▶ PROBLEM REQUIREMENTS: State how many lines hold the word "車でご自宅までお迎え", with no other words.
─── DATA IN THIS EXERCISE
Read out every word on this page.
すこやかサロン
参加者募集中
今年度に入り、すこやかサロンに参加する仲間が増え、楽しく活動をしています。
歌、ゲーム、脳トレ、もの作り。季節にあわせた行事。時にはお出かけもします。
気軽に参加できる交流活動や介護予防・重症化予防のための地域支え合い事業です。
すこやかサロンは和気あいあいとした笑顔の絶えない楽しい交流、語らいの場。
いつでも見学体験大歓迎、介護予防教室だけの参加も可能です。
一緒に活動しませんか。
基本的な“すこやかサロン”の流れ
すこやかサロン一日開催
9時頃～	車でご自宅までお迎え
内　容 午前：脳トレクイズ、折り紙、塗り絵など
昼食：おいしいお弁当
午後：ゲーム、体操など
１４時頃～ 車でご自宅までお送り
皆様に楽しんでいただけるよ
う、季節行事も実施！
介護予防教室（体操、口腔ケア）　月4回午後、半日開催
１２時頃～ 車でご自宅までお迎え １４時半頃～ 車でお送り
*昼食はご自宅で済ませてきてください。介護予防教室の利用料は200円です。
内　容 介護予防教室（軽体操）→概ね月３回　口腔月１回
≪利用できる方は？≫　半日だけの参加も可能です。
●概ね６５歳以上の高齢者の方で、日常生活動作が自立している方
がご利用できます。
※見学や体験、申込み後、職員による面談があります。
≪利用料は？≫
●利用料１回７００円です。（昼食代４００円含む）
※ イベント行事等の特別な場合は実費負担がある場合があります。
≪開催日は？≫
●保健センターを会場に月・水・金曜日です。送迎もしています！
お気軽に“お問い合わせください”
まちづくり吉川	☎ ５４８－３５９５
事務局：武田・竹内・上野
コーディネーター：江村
──────
▶ EXERCISE RESULT: 2